Stored data entries:

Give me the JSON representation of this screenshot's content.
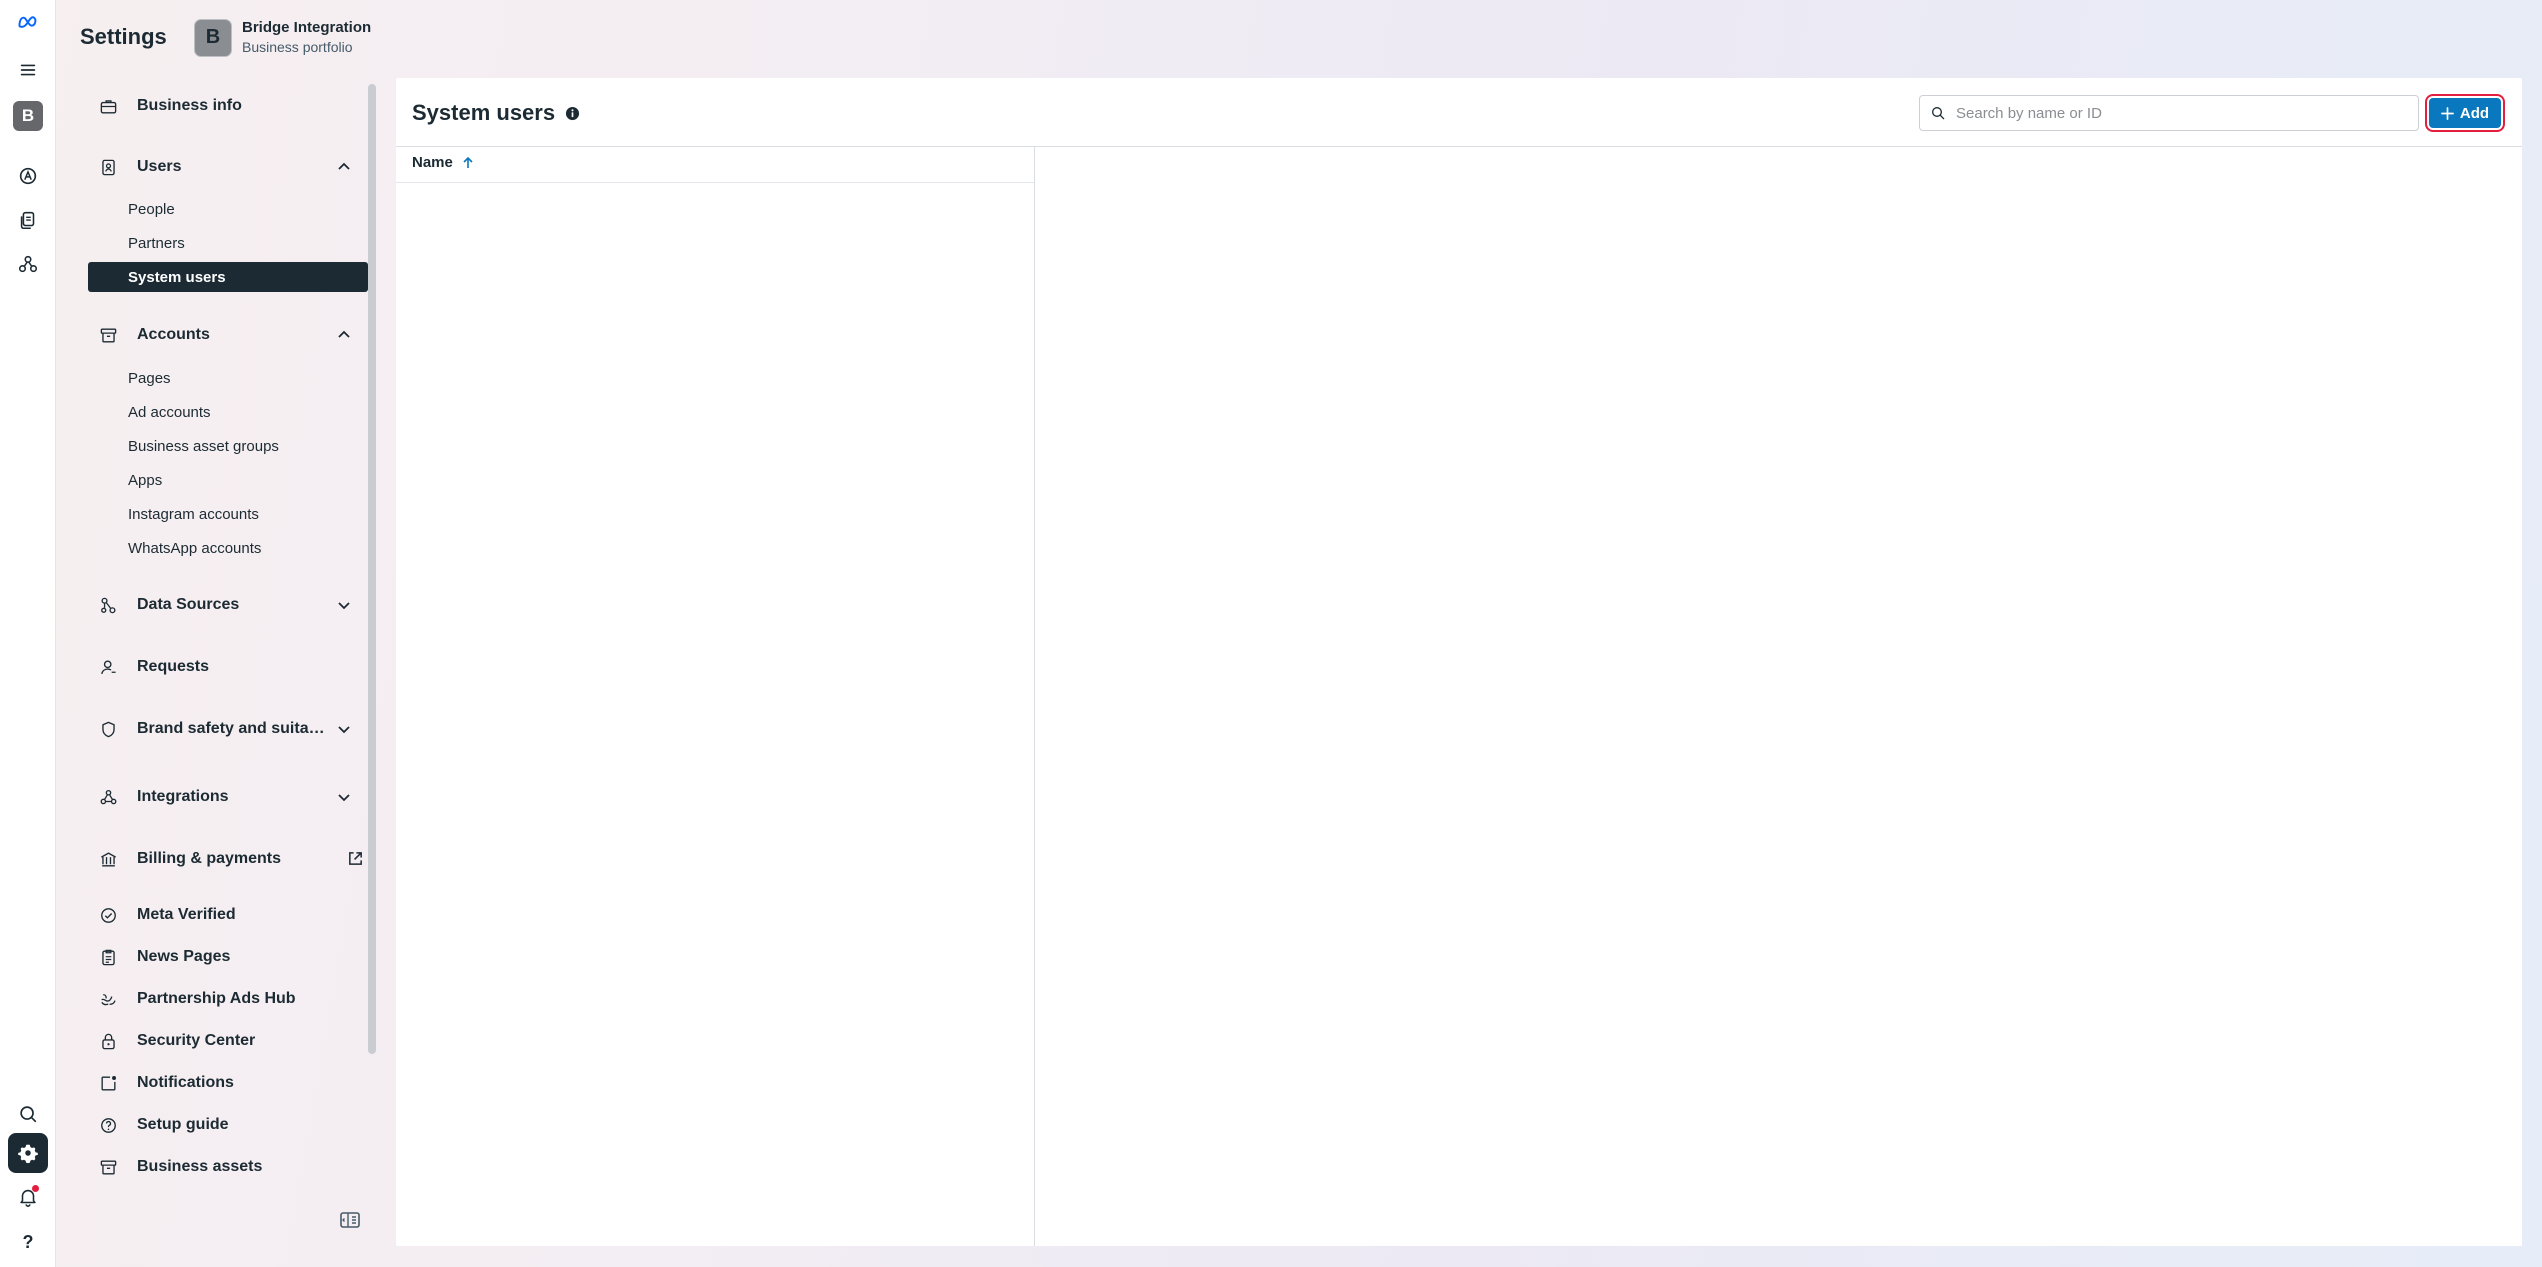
{
  "header": {
    "title": "Settings",
    "portfolio_initial": "B",
    "portfolio_name": "Bridge Integration",
    "portfolio_subtitle": "Business portfolio"
  },
  "rail": {
    "avatar_initial": "B",
    "help_label": "?"
  },
  "sidebar": {
    "business_info": "Business info",
    "users": "Users",
    "users_items": [
      "People",
      "Partners",
      "System users"
    ],
    "accounts": "Accounts",
    "accounts_items": [
      "Pages",
      "Ad accounts",
      "Business asset groups",
      "Apps",
      "Instagram accounts",
      "WhatsApp accounts"
    ],
    "data_sources": "Data Sources",
    "requests": "Requests",
    "brand_safety": "Brand safety and suitabil...",
    "integrations": "Integrations",
    "billing": "Billing & payments",
    "meta_verified": "Meta Verified",
    "news_pages": "News Pages",
    "partnership_ads": "Partnership Ads Hub",
    "security_center": "Security Center",
    "notifications": "Notifications",
    "setup_guide": "Setup guide",
    "business_assets": "Business assets"
  },
  "main": {
    "title": "System users",
    "search_placeholder": "Search by name or ID",
    "add_label": "Add",
    "column_name": "Name"
  },
  "colors": {
    "primary": "#0a78be",
    "highlight": "#e41e3f",
    "active_nav": "#1c2b33"
  }
}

Instruction: From the entries above, copy every line where the word "Business" shows up.

Result of this task:
    "portfolio_subtitle": "Business portfolio"
    "business_info": "Business info",
      "Business asset groups",
    "business_assets": "Business assets"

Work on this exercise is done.